■ Stated goal: Return all the data below as it stands, minus the pictures.

Data items
———
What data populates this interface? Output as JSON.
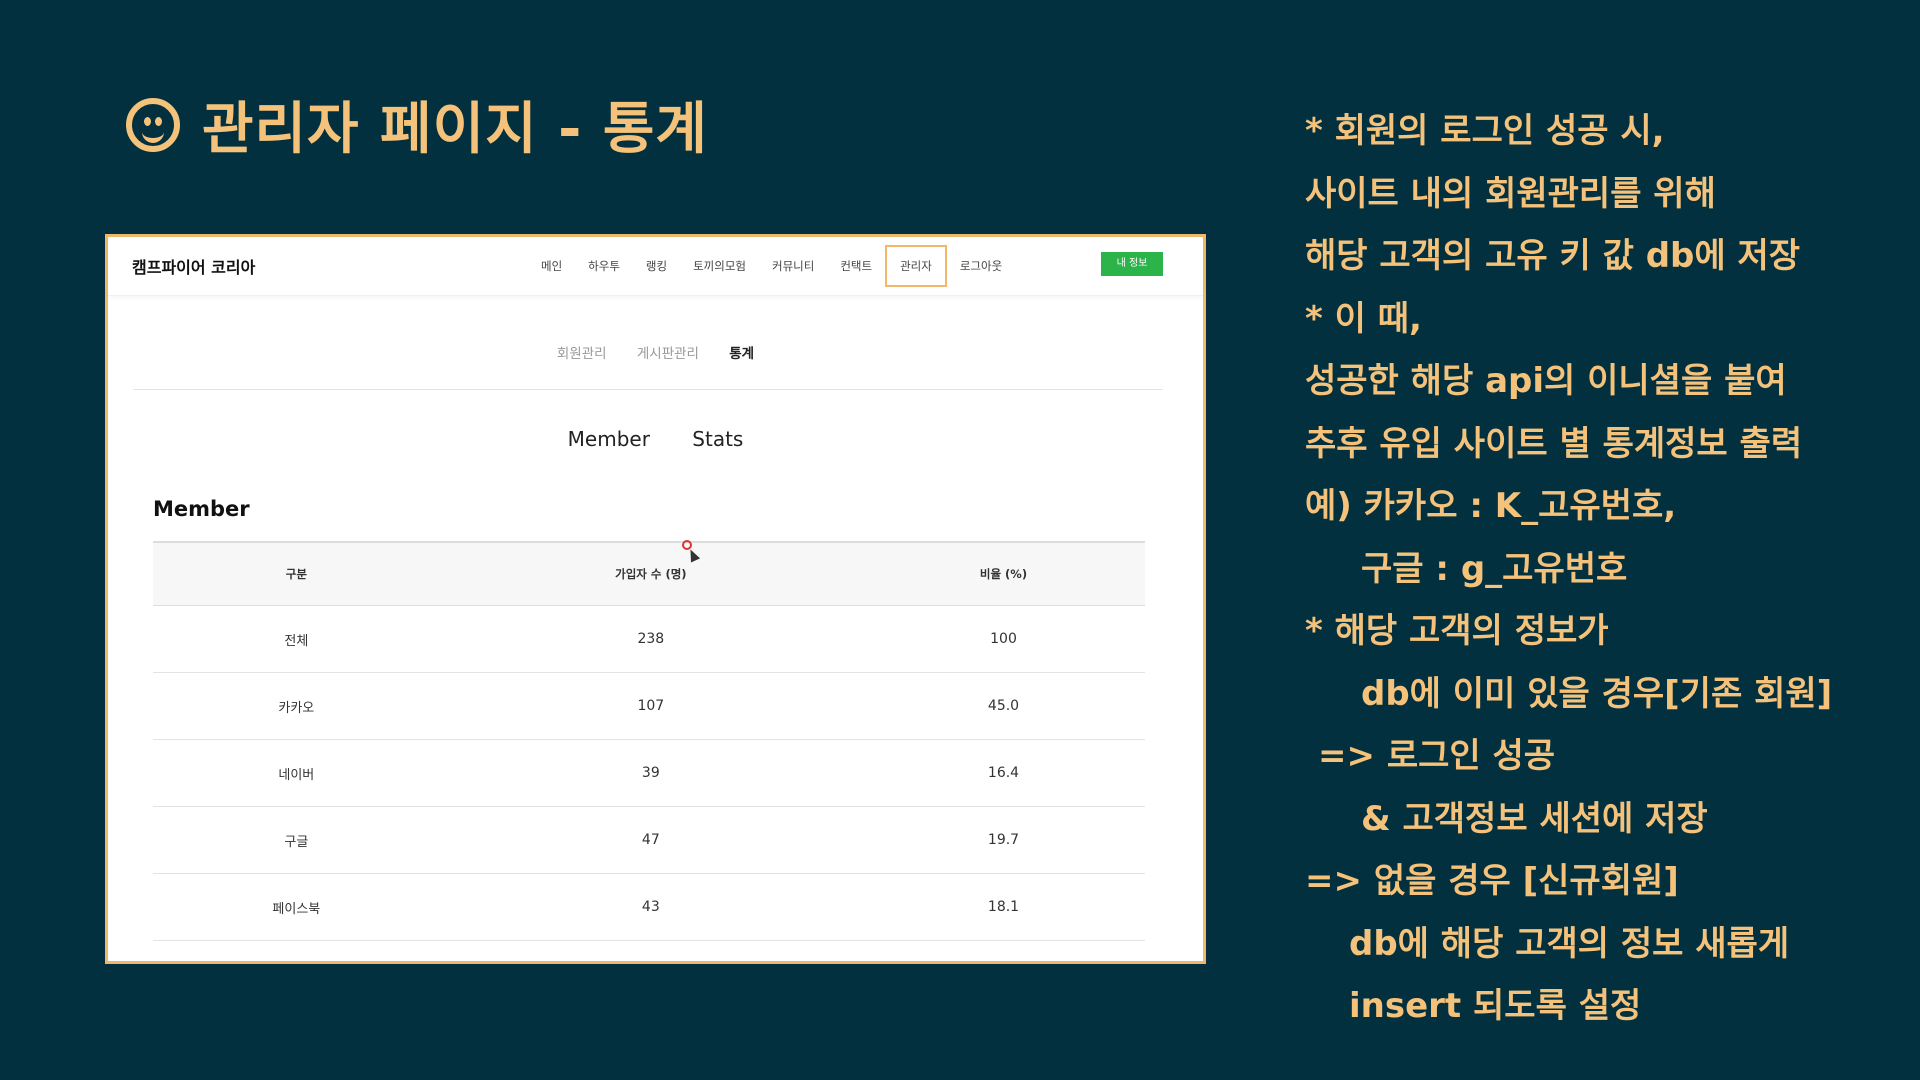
{
  "slide": {
    "title_icon": "smiley-icon",
    "title": "관리자 페이지 - 통계",
    "accent_color": "#f4c27a",
    "background_color": "#03303f"
  },
  "site": {
    "brand": "캠프파이어 코리아",
    "nav": [
      "메인",
      "하우투",
      "랭킹",
      "토끼의모험",
      "커뮤니티",
      "컨택트",
      "관리자",
      "로그아웃"
    ],
    "active_nav": "관리자",
    "my_info_button": "내 정보",
    "subnav": [
      "회원관리",
      "게시판관리",
      "통계"
    ],
    "active_subnav": "통계",
    "stat_tabs": [
      "Member",
      "Stats"
    ],
    "section_title": "Member",
    "table": {
      "headers": [
        "구분",
        "가입자 수 (명)",
        "비율 (%)"
      ],
      "rows": [
        [
          "전체",
          "238",
          "100"
        ],
        [
          "카카오",
          "107",
          "45.0"
        ],
        [
          "네이버",
          "39",
          "16.4"
        ],
        [
          "구글",
          "47",
          "19.7"
        ],
        [
          "페이스북",
          "43",
          "18.1"
        ]
      ]
    }
  },
  "notes": [
    "* 회원의 로그인 성공 시,",
    "사이트 내의 회원관리를 위해",
    "해당 고객의 고유 키 값 db에 저장",
    "* 이 때,",
    "성공한 해당 api의 이니셜을 붙여",
    "추후 유입 사이트 별 통계정보 출력",
    "예) 카카오 :  K_고유번호,",
    "구글 :  g_고유번호",
    "* 해당 고객의 정보가",
    "db에 이미 있을 경우[기존 회원]",
    "=> 로그인 성공",
    "& 고객정보 세션에 저장",
    "=> 없을 경우 [신규회원]",
    "db에 해당 고객의 정보 새롭게",
    "insert 되도록 설정"
  ]
}
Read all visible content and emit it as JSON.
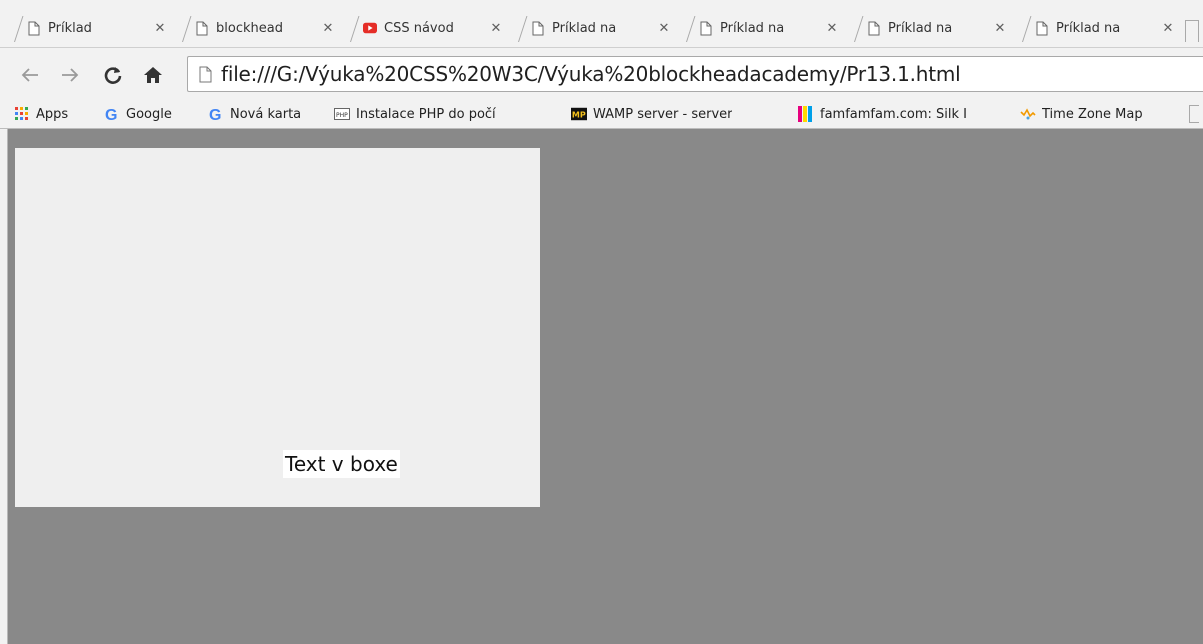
{
  "tabs": [
    {
      "title": "Príklad",
      "icon": "page-icon",
      "close": "✕"
    },
    {
      "title": "blockhead",
      "icon": "page-icon",
      "close": "✕"
    },
    {
      "title": "CSS návod",
      "icon": "youtube-icon",
      "close": "✕"
    },
    {
      "title": "Príklad na",
      "icon": "page-icon",
      "close": "✕"
    },
    {
      "title": "Príklad na",
      "icon": "page-icon",
      "close": "✕"
    },
    {
      "title": "Príklad na",
      "icon": "page-icon",
      "close": "✕"
    },
    {
      "title": "Príklad na",
      "icon": "page-icon",
      "close": "✕"
    }
  ],
  "address_bar": {
    "url": "file:///G:/Výuka%20CSS%20W3C/Výuka%20blockheadacademy/Pr13.1.html"
  },
  "bookmarks": [
    {
      "label": "Apps",
      "icon": "apps-grid-icon"
    },
    {
      "label": "Google",
      "icon": "google-icon"
    },
    {
      "label": "Nová karta",
      "icon": "google-icon"
    },
    {
      "label": "Instalace PHP do počí",
      "icon": "php-icon"
    },
    {
      "label": "WAMP server - server",
      "icon": "mp-icon"
    },
    {
      "label": "famfamfam.com: Silk I",
      "icon": "famfamfam-icon"
    },
    {
      "label": "Time Zone Map",
      "icon": "timezone-icon"
    }
  ],
  "page": {
    "box_text": "Text v boxe"
  },
  "colors": {
    "page_background": "#898989",
    "box_background": "#efefef",
    "text_background": "#ffffff",
    "chrome": "#f2f2f2"
  }
}
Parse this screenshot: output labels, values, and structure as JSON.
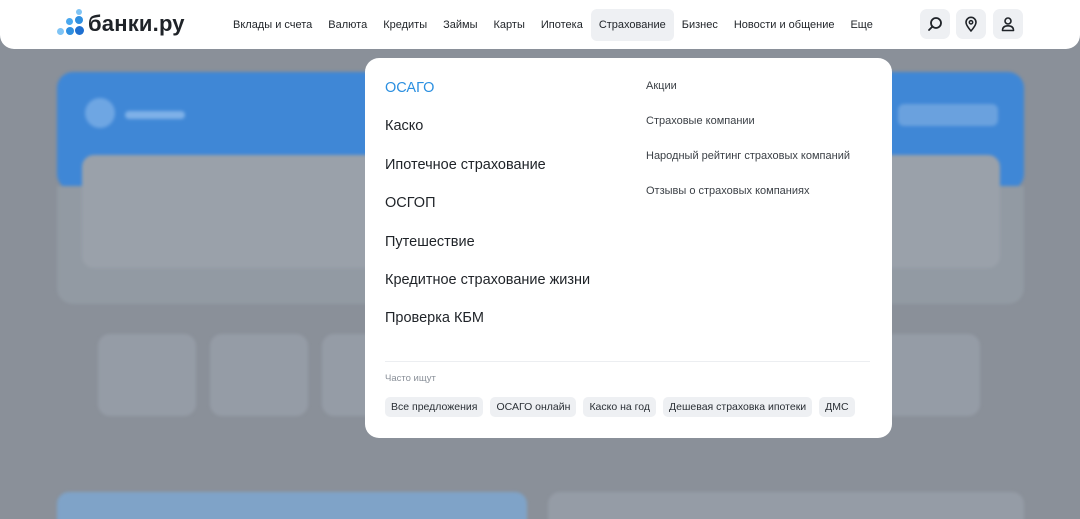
———
■ Correct output:
What data populates this interface? Output as JSON.
{
  "slide": {
    "title_icon": "smiley-icon",
    "title": "관리자 페이지 - 통계",
    "accent_color": "#f4c27a",
    "background_color": "#03303f"
  },
  "site": {
    "brand": "캠프파이어 코리아",
    "nav": [
      "메인",
      "하우투",
      "랭킹",
      "토끼의모험",
      "커뮤니티",
      "컨택트",
      "관리자",
      "로그아웃"
    ],
    "active_nav": "관리자",
    "my_info_button": "내 정보",
    "subnav": [
      "회원관리",
      "게시판관리",
      "통계"
    ],
    "active_subnav": "통계",
    "stat_tabs": [
      "Member",
      "Stats"
    ],
    "section_title": "Member",
    "table": {
      "headers": [
        "구분",
        "가입자 수 (명)",
        "비율 (%)"
      ],
      "rows": [
        [
          "전체",
          "238",
          "100"
        ],
        [
          "카카오",
          "107",
          "45.0"
        ],
        [
          "네이버",
          "39",
          "16.4"
        ],
        [
          "구글",
          "47",
          "19.7"
        ],
        [
          "페이스북",
          "43",
          "18.1"
        ]
      ]
    }
  },
  "notes": [
    "* 회원의 로그인 성공 시,",
    "사이트 내의 회원관리를 위해",
    "해당 고객의 고유 키 값 db에 저장",
    "* 이 때,",
    "성공한 해당 api의 이니셜을 붙여",
    "추후 유입 사이트 별 통계정보 출력",
    "예) 카카오 :  K_고유번호,",
    "구글 :  g_고유번호",
    "* 해당 고객의 정보가",
    "db에 이미 있을 경우[기존 회원]",
    "=> 로그인 성공",
    "& 고객정보 세션에 저장",
    "=> 없을 경우 [신규회원]",
    "db에 해당 고객의 정보 새롭게",
    "insert 되도록 설정"
  ]
}
Read all visible content and emit it as JSON.
{
  "tabs": [
    {
      "title": "Príklad",
      "icon": "page-icon",
      "close": "✕"
    },
    {
      "title": "blockhead",
      "icon": "page-icon",
      "close": "✕"
    },
    {
      "title": "CSS návod",
      "icon": "youtube-icon",
      "close": "✕"
    },
    {
      "title": "Príklad na",
      "icon": "page-icon",
      "close": "✕"
    },
    {
      "title": "Príklad na",
      "icon": "page-icon",
      "close": "✕"
    },
    {
      "title": "Príklad na",
      "icon": "page-icon",
      "close": "✕"
    },
    {
      "title": "Príklad na",
      "icon": "page-icon",
      "close": "✕"
    }
  ],
  "address_bar": {
    "url": "file:///G:/Výuka%20CSS%20W3C/Výuka%20blockheadacademy/Pr13.1.html"
  },
  "bookmarks": [
    {
      "label": "Apps",
      "icon": "apps-grid-icon"
    },
    {
      "label": "Google",
      "icon": "google-icon"
    },
    {
      "label": "Nová karta",
      "icon": "google-icon"
    },
    {
      "label": "Instalace PHP do počí",
      "icon": "php-icon"
    },
    {
      "label": "WAMP server - server",
      "icon": "mp-icon"
    },
    {
      "label": "famfamfam.com: Silk I",
      "icon": "famfamfam-icon"
    },
    {
      "label": "Time Zone Map",
      "icon": "timezone-icon"
    }
  ],
  "page": {
    "box_text": "Text v boxe"
  },
  "colors": {
    "page_background": "#898989",
    "box_background": "#efefef",
    "text_background": "#ffffff",
    "chrome": "#f2f2f2"
  }
}
Parse this screenshot: output labels, values, and structure as JSON.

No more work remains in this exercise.